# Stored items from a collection
-*-*-

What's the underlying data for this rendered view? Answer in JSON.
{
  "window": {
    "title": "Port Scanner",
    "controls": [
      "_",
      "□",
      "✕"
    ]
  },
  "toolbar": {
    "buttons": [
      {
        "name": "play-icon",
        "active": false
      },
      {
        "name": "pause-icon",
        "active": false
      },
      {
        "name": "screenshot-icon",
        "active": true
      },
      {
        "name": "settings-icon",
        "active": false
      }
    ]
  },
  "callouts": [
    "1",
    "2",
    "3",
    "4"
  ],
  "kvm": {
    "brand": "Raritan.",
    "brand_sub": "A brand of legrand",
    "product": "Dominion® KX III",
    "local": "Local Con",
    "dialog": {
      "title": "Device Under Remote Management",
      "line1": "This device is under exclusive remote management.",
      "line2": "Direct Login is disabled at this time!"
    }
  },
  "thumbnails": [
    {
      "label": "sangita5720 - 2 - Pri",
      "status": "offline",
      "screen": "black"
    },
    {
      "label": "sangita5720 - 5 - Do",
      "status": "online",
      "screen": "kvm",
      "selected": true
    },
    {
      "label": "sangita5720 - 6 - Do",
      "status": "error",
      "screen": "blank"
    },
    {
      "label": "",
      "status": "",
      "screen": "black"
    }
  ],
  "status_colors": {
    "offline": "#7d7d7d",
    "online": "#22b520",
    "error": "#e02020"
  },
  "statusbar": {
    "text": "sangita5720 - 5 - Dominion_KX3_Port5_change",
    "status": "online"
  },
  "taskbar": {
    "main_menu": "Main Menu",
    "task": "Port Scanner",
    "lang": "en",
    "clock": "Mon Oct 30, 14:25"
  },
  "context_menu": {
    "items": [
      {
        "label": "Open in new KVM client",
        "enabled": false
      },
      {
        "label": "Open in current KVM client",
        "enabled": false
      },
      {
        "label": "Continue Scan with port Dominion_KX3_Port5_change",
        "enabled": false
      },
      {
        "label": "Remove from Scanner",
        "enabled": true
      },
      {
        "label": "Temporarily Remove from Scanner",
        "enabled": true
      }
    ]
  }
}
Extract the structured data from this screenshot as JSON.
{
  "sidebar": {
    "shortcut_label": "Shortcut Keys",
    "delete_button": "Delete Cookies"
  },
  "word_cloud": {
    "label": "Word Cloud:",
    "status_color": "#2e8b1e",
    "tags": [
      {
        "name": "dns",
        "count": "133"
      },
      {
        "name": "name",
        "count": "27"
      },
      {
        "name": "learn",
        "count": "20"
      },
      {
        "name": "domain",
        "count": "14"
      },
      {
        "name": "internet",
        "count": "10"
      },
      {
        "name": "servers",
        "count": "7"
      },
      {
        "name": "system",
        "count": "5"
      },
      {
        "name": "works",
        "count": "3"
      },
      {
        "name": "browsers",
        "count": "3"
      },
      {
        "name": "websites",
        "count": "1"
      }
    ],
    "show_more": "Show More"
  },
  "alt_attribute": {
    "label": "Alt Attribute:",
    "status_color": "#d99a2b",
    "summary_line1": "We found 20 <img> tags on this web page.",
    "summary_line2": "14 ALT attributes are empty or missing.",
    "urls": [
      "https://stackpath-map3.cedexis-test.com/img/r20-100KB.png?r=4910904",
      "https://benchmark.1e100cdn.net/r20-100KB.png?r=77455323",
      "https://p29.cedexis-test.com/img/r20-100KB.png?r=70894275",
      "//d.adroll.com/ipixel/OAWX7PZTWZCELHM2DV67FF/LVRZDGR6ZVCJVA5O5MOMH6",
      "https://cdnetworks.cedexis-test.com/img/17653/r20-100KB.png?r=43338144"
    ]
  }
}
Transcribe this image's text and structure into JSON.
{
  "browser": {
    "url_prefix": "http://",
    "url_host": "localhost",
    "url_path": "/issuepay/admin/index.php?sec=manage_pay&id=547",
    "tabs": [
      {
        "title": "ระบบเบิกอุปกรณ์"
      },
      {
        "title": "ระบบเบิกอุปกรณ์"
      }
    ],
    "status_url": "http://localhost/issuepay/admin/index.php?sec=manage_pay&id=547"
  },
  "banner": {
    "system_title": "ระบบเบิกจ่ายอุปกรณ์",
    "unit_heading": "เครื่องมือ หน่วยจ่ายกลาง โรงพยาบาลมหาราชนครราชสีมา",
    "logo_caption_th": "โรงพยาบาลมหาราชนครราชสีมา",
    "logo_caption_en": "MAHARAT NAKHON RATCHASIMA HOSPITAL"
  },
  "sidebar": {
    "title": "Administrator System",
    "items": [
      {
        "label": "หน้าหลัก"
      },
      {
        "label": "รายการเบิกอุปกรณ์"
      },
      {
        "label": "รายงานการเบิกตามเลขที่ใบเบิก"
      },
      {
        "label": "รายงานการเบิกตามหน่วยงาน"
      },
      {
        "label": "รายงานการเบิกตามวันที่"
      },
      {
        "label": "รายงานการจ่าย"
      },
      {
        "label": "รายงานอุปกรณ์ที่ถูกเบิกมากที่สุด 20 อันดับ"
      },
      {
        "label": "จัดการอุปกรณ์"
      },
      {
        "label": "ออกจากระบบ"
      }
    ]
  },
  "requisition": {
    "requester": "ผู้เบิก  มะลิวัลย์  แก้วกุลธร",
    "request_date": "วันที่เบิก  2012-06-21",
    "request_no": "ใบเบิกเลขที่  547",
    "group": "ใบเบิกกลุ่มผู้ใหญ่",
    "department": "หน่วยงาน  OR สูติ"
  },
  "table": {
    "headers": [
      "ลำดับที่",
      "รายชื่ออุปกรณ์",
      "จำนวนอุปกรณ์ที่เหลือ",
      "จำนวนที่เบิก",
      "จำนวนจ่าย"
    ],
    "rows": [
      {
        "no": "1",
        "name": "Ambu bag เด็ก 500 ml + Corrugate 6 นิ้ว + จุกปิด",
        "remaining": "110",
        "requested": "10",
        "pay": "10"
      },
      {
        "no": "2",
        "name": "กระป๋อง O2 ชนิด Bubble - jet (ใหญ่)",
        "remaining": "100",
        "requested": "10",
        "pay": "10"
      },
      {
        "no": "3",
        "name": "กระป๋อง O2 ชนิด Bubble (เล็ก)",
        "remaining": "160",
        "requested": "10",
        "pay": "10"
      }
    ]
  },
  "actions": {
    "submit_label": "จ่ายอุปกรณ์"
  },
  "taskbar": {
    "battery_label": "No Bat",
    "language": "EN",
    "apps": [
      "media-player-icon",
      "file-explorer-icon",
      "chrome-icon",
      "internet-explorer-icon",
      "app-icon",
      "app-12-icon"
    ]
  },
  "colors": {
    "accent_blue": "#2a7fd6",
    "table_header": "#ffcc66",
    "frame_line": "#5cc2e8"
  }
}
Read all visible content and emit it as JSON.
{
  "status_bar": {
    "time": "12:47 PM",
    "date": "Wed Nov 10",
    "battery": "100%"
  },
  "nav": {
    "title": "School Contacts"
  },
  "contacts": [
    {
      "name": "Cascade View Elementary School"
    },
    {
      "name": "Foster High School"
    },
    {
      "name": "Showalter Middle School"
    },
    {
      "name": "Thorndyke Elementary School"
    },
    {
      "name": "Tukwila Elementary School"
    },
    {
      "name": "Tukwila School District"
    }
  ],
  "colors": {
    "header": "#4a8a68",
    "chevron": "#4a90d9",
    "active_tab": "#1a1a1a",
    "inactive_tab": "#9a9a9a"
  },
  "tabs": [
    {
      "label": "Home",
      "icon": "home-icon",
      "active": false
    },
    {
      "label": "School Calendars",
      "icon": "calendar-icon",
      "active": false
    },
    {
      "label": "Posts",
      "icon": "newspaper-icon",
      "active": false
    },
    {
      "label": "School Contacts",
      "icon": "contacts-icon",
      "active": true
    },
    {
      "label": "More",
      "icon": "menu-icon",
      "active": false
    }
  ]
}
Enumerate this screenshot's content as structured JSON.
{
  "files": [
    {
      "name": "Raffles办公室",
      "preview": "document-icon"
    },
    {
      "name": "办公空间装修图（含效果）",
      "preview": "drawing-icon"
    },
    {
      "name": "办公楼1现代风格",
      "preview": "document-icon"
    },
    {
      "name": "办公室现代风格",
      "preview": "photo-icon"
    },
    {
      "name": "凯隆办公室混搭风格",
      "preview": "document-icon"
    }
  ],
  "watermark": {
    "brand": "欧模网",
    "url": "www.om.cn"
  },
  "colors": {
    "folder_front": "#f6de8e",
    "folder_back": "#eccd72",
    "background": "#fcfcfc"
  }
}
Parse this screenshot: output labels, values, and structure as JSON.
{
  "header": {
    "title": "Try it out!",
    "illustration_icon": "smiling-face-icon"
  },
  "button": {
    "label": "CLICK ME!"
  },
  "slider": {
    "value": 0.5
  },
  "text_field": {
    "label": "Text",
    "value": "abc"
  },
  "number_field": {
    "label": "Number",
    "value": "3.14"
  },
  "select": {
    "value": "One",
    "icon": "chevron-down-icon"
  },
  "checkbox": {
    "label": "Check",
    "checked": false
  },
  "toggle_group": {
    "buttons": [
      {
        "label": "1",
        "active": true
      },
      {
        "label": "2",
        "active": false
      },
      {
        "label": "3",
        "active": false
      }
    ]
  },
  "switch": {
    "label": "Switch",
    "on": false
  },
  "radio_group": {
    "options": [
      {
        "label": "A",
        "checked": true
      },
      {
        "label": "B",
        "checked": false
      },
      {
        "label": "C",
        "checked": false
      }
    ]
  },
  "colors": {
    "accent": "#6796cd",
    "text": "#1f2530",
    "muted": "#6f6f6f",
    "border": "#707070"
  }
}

-*-*-

Return every line from the one holding "Parse this screenshot: output" through the end of the data, exactly as it appears, with both ends kept and nothing else.

# Response to this task
Parse this screenshot: output labels, values, and structure as JSON.
{
  "header": {
    "title": "Try it out!",
    "illustration_icon": "smiling-face-icon"
  },
  "button": {
    "label": "CLICK ME!"
  },
  "slider": {
    "value": 0.5
  },
  "text_field": {
    "label": "Text",
    "value": "abc"
  },
  "number_field": {
    "label": "Number",
    "value": "3.14"
  },
  "select": {
    "value": "One",
    "icon": "chevron-down-icon"
  },
  "checkbox": {
    "label": "Check",
    "checked": false
  },
  "toggle_group": {
    "buttons": [
      {
        "label": "1",
        "active": true
      },
      {
        "label": "2",
        "active": false
      },
      {
        "label": "3",
        "active": false
      }
    ]
  },
  "switch": {
    "label": "Switch",
    "on": false
  },
  "radio_group": {
    "options": [
      {
        "label": "A",
        "checked": true
      },
      {
        "label": "B",
        "checked": false
      },
      {
        "label": "C",
        "checked": false
      }
    ]
  },
  "colors": {
    "accent": "#6796cd",
    "text": "#1f2530",
    "muted": "#6f6f6f",
    "border": "#707070"
  }
}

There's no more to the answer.